▸ Exercise objective:
Examine the material below. Gather every line in which the string "used" appears.

(Figure dataset records)
══════

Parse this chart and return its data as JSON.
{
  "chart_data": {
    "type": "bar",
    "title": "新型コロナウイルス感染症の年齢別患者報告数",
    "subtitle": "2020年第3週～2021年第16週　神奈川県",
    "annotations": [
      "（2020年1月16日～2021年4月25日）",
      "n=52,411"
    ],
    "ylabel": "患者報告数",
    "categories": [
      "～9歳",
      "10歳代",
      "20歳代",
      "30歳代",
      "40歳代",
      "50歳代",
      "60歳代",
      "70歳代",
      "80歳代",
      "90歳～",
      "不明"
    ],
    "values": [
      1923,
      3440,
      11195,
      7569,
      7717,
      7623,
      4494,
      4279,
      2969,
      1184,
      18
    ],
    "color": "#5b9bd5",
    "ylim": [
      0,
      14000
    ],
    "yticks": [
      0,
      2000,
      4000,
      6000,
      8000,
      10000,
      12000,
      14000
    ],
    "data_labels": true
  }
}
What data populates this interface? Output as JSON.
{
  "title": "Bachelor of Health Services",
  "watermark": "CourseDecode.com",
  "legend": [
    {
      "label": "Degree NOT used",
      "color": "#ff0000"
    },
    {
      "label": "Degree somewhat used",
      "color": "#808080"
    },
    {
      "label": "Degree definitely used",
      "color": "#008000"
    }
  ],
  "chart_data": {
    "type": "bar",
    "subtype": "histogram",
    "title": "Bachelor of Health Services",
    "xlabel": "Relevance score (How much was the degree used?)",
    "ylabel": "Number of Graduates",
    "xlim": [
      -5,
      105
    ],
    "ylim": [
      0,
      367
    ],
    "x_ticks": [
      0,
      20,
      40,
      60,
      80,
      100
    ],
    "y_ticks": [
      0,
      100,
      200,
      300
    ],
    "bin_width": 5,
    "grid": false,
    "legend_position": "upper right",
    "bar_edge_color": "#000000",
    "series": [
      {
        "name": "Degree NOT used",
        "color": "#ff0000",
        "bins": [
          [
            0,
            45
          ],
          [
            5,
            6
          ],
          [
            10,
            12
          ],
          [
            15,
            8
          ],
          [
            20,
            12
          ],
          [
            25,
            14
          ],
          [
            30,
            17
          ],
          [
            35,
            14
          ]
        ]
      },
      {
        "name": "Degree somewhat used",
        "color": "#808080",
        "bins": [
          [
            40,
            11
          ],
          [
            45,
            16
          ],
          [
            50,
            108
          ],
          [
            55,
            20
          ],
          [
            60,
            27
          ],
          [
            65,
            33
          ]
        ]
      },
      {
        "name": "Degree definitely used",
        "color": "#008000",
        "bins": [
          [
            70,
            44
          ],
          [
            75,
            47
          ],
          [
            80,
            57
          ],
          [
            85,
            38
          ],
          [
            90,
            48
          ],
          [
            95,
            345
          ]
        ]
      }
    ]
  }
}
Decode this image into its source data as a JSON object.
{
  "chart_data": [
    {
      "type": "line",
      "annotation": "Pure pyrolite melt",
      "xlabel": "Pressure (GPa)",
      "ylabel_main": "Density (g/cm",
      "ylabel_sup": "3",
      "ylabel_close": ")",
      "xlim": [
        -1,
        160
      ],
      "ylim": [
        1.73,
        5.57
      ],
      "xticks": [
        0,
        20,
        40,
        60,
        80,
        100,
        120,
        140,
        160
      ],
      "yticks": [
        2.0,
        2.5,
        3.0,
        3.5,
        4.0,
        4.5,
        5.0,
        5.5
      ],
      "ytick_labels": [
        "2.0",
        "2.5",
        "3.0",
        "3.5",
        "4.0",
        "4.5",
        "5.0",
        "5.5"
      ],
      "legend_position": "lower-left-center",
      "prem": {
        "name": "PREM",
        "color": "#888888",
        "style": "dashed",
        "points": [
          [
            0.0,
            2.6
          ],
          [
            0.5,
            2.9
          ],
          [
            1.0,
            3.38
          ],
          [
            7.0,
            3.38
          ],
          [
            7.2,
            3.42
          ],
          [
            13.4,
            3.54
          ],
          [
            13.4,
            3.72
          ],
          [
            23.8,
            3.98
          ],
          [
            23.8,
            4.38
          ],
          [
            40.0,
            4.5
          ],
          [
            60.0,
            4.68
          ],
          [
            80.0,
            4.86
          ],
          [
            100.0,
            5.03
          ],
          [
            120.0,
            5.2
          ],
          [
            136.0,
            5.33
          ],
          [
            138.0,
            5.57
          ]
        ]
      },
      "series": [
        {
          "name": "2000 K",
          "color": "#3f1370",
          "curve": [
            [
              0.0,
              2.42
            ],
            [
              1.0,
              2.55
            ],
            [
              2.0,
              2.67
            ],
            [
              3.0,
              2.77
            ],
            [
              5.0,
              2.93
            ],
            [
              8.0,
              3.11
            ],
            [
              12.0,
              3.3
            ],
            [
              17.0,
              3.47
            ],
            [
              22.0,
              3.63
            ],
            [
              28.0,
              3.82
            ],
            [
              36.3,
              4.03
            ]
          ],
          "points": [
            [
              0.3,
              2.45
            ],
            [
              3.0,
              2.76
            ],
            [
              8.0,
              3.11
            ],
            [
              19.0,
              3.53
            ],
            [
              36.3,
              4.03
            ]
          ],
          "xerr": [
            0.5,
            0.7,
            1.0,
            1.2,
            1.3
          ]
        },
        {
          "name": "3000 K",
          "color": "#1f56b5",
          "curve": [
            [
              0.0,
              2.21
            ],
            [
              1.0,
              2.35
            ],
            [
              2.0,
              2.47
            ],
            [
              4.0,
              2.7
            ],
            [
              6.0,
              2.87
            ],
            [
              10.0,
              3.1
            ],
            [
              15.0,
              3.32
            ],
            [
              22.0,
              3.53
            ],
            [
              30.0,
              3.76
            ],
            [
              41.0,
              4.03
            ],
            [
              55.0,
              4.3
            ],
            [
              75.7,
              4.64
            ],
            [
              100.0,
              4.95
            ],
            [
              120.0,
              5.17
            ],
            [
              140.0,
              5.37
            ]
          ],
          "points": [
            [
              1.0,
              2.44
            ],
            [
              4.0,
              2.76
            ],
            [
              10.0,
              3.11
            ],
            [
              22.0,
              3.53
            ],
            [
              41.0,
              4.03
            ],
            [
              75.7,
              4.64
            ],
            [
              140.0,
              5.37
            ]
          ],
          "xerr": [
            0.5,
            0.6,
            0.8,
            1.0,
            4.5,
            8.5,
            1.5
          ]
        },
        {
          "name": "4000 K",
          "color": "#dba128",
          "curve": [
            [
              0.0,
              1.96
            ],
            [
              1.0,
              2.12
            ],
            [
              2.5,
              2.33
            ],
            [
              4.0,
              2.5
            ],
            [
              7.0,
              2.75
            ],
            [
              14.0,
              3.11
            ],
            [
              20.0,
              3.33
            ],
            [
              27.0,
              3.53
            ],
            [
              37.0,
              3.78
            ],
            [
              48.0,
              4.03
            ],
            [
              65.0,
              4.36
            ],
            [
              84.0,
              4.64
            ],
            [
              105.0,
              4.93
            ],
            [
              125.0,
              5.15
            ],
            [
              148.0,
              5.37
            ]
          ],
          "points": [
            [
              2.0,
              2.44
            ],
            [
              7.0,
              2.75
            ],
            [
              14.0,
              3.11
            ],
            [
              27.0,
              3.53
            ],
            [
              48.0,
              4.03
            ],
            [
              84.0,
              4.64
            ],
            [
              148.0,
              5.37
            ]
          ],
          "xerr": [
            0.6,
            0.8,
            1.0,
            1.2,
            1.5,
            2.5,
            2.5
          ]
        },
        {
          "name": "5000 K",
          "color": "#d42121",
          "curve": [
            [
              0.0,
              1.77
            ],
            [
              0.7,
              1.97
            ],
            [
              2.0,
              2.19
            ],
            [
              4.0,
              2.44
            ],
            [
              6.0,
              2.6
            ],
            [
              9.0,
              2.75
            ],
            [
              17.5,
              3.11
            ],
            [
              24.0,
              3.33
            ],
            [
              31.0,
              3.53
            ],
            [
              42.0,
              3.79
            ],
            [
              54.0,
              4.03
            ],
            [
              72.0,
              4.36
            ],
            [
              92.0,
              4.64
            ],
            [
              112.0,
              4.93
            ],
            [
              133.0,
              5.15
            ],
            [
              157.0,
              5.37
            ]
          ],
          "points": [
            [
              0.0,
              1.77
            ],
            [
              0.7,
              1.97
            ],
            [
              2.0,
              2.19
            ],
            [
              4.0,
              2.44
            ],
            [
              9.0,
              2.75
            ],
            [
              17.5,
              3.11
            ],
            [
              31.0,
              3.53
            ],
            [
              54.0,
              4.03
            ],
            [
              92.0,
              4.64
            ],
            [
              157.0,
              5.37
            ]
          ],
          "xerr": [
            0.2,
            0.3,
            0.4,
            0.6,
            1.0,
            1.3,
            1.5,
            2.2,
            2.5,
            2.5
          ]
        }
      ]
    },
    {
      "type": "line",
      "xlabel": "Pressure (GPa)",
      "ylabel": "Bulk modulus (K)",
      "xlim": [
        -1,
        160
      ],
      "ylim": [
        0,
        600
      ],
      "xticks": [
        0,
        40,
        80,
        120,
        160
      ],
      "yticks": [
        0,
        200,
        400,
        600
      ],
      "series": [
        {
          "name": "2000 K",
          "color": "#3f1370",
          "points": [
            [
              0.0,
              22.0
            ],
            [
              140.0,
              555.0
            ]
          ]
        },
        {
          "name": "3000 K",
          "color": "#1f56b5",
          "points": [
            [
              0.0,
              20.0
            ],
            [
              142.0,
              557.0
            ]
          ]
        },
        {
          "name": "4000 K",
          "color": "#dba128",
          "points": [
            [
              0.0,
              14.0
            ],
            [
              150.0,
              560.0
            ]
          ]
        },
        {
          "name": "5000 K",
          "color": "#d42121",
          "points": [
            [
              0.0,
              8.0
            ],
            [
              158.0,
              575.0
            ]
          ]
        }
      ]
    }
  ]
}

══════

▸ Reply:
      "label": "Degree NOT used",
      "label": "Degree somewhat used",
      "label": "Degree definitely used",
    "xlabel": "Relevance score (How much was the degree used?)",
        "name": "Degree NOT used",
        "name": "Degree somewhat used",
        "name": "Degree definitely used",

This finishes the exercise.